- **THE PROBLEM**: Reproduce the records below in their entirety, character for character.

Data entries:
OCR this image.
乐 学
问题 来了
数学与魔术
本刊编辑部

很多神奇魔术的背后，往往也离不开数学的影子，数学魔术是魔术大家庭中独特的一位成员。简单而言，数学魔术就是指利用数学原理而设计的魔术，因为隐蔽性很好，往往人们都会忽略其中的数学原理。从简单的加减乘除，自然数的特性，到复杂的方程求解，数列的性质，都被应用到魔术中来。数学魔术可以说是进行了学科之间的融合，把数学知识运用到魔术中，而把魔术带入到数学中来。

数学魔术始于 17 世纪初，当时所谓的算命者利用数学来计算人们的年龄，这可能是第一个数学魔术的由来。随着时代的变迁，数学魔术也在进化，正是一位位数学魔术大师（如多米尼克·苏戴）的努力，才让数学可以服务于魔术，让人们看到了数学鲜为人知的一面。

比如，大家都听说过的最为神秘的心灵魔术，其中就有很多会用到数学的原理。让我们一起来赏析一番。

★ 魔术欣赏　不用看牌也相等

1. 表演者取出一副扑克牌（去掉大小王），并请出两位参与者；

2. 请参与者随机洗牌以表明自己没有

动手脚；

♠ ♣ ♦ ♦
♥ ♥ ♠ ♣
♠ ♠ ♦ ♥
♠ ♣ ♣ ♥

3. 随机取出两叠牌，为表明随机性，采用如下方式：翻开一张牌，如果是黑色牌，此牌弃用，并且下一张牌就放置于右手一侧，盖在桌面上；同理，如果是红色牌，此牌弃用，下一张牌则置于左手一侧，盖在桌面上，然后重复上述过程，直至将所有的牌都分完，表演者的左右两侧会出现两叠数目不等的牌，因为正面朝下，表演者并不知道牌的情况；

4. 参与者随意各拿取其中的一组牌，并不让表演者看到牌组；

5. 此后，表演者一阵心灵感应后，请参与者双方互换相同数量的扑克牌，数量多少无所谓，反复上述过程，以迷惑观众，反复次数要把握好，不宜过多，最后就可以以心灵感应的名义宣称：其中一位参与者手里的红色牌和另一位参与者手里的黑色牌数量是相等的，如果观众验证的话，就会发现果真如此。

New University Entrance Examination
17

- **EXPECTED OUTPUT**:
OCR this image.
乐 学
问题 来了
数学与魔术
本刊编辑部

很多神奇魔术的背后，往往也离不开数学的影子，数学魔术是魔术大家庭中独特的一位成员。简单而言，数学魔术就是指利用数学原理而设计的魔术，因为隐蔽性很好，往往人们都会忽略其中的数学原理。从简单的加减乘除，自然数的特性，到复杂的方程求解，数列的性质，都被应用到魔术中来。数学魔术可以说是进行了学科之间的融合，把数学知识运用到魔术中，而把魔术带入到数学中来。

数学魔术始于 17 世纪初，当时所谓的算命者利用数学来计算人们的年龄，这可能是第一个数学魔术的由来。随着时代的变迁，数学魔术也在进化，正是一位位数学魔术大师（如多米尼克·苏戴）的努力，才让数学可以服务于魔术，让人们看到了数学鲜为人知的一面。

比如，大家都听说过的最为神秘的心灵魔术，其中就有很多会用到数学的原理。让我们一起来赏析一番。

★ 魔术欣赏　不用看牌也相等

1. 表演者取出一副扑克牌（去掉大小王），并请出两位参与者；

2. 请参与者随机洗牌以表明自己没有

动手脚；

♠ ♣ ♦ ♦
♥ ♥ ♠ ♣
♠ ♠ ♦ ♥
♠ ♣ ♣ ♥

3. 随机取出两叠牌，为表明随机性，采用如下方式：翻开一张牌，如果是黑色牌，此牌弃用，并且下一张牌就放置于右手一侧，盖在桌面上；同理，如果是红色牌，此牌弃用，下一张牌则置于左手一侧，盖在桌面上，然后重复上述过程，直至将所有的牌都分完，表演者的左右两侧会出现两叠数目不等的牌，因为正面朝下，表演者并不知道牌的情况；

4. 参与者随意各拿取其中的一组牌，并不让表演者看到牌组；

5. 此后，表演者一阵心灵感应后，请参与者双方互换相同数量的扑克牌，数量多少无所谓，反复上述过程，以迷惑观众，反复次数要把握好，不宜过多，最后就可以以心灵感应的名义宣称：其中一位参与者手里的红色牌和另一位参与者手里的黑色牌数量是相等的，如果观众验证的话，就会发现果真如此。

New University Entrance Examination
17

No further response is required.